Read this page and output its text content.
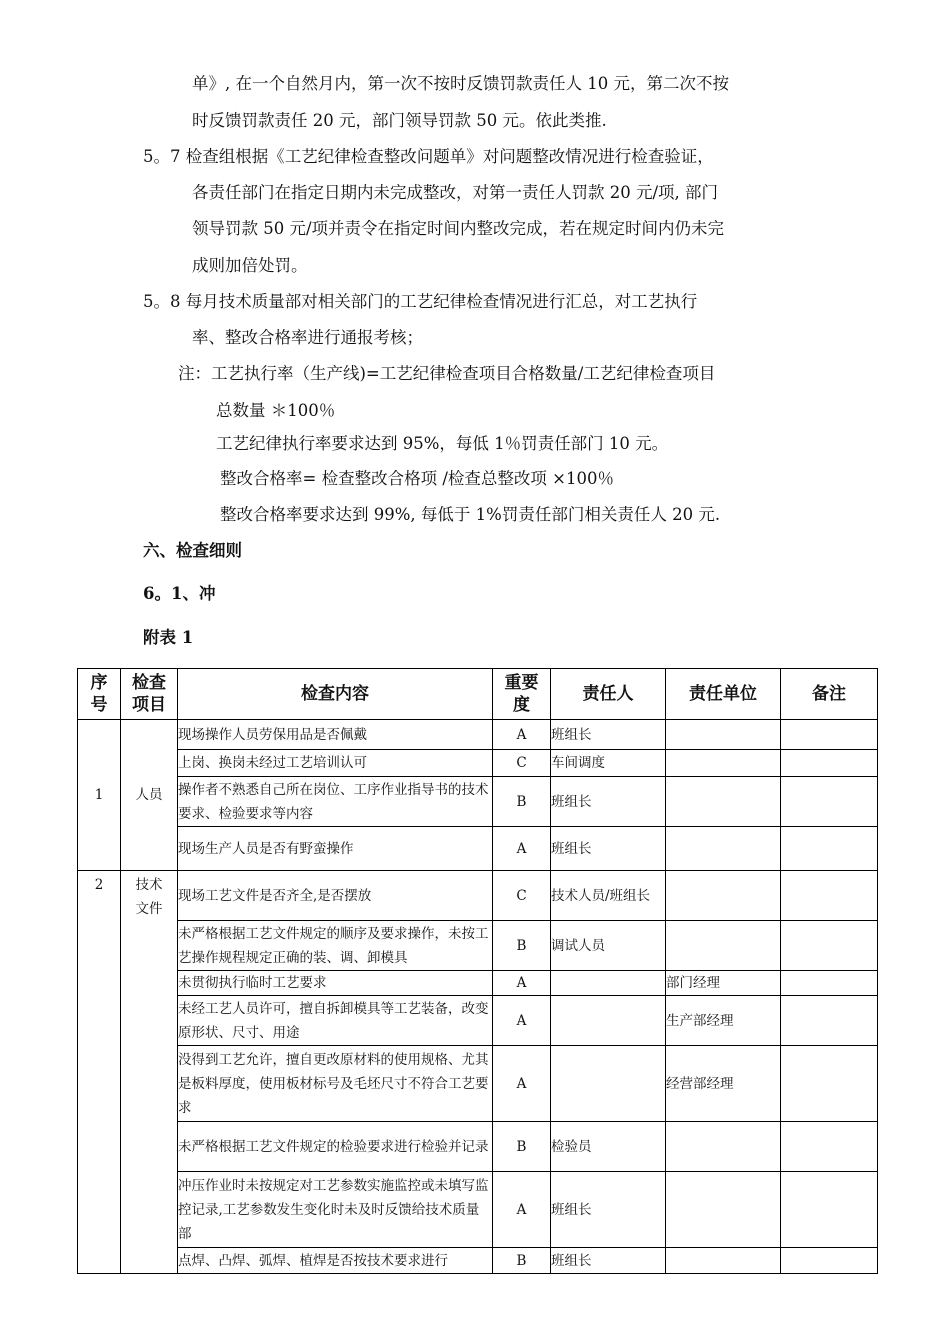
单》, 在一个自然月内，第一次不按时反馈罚款责任人 10 元，第二次不按
时反馈罚款责任 20 元，部门领导罚款 50 元。依此类推.
5。7 检查组根据《工艺纪律检查整改问题单》对问题整改情况进行检查验证，
各责任部门在指定日期内未完成整改，对第一责任人罚款 20 元/项, 部门
领导罚款 50 元/项并责令在指定时间内整改完成，若在规定时间内仍未完
成则加倍处罚。
5。8 每月技术质量部对相关部门的工艺纪律检查情况进行汇总，对工艺执行
率、整改合格率进行通报考核；
注：工艺执行率（生产线)=工艺纪律检查项目合格数量/工艺纪律检查项目
总数量 ＊100％
工艺纪律执行率要求达到 95%，每低 1％罚责任部门 10 元。
整改合格率= 检查整改合格项 /检查总整改项 ×100％
整改合格率要求达到 99%, 每低于 1%罚责任部门相关责任人 20 元.
六、检查细则
6。1、冲
附表 1
序
号	检查
项目	检查内容	重要
度	责任人	责任单位	备注
1	人员	现场操作人员劳保用品是否佩戴	A	班组长		
		上岗、换岗未经过工艺培训认可	C	车间调度		
		操作者不熟悉自己所在岗位、工序作业指导书的技术要求、检验要求等内容	B	班组长		
		现场生产人员是否有野蛮操作	A	班组长		
2	技术文件	现场工艺文件是否齐全,是否摆放	C	技术人员/班组长		
		未严格根据工艺文件规定的顺序及要求操作，未按工艺操作规程规定正确的装、调、卸模具	B	调试人员		
		未贯彻执行临时工艺要求	A		部门经理	
		未经工艺人员许可，擅自拆卸模具等工艺装备，改变原形状、尺寸、用途	A		生产部经理	
		没得到工艺允许，擅自更改原材料的使用规格、尤其是板料厚度，使用板材标号及毛坯尺寸不符合工艺要求	A		经营部经理	
		未严格根据工艺文件规定的检验要求进行检验并记录	B	检验员		
		冲压作业时未按规定对工艺参数实施监控或未填写监控记录,工艺参数发生变化时未及时反馈给技术质量部	A	班组长		
		点焊、凸焊、弧焊、植焊是否按技术要求进行	B	班组长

## CHALLENGE:
The records above must be echoed exactly, minus their pictures.

## RESULT FOR THIS EXERCISE:
Read this page and output its text content.
单》, 在一个自然月内，第一次不按时反馈罚款责任人 10 元，第二次不按
时反馈罚款责任 20 元，部门领导罚款 50 元。依此类推.
5。7 检查组根据《工艺纪律检查整改问题单》对问题整改情况进行检查验证，
各责任部门在指定日期内未完成整改，对第一责任人罚款 20 元/项, 部门
领导罚款 50 元/项并责令在指定时间内整改完成，若在规定时间内仍未完
成则加倍处罚。
5。8 每月技术质量部对相关部门的工艺纪律检查情况进行汇总，对工艺执行
率、整改合格率进行通报考核；
注：工艺执行率（生产线)=工艺纪律检查项目合格数量/工艺纪律检查项目
总数量 ＊100％
工艺纪律执行率要求达到 95%，每低 1％罚责任部门 10 元。
整改合格率= 检查整改合格项 /检查总整改项 ×100％
整改合格率要求达到 99%, 每低于 1%罚责任部门相关责任人 20 元.
六、检查细则
6。1、冲
附表 1
序
号	检查
项目	检查内容	重要
度	责任人	责任单位	备注
1	人员	现场操作人员劳保用品是否佩戴	A	班组长		
		上岗、换岗未经过工艺培训认可	C	车间调度		
		操作者不熟悉自己所在岗位、工序作业指导书的技术要求、检验要求等内容	B	班组长		
		现场生产人员是否有野蛮操作	A	班组长		
2	技术文件	现场工艺文件是否齐全,是否摆放	C	技术人员/班组长		
		未严格根据工艺文件规定的顺序及要求操作，未按工艺操作规程规定正确的装、调、卸模具	B	调试人员		
		未贯彻执行临时工艺要求	A		部门经理	
		未经工艺人员许可，擅自拆卸模具等工艺装备，改变原形状、尺寸、用途	A		生产部经理	
		没得到工艺允许，擅自更改原材料的使用规格、尤其是板料厚度，使用板材标号及毛坯尺寸不符合工艺要求	A		经营部经理	
		未严格根据工艺文件规定的检验要求进行检验并记录	B	检验员		
		冲压作业时未按规定对工艺参数实施监控或未填写监控记录,工艺参数发生变化时未及时反馈给技术质量部	A	班组长		
		点焊、凸焊、弧焊、植焊是否按技术要求进行	B	班组长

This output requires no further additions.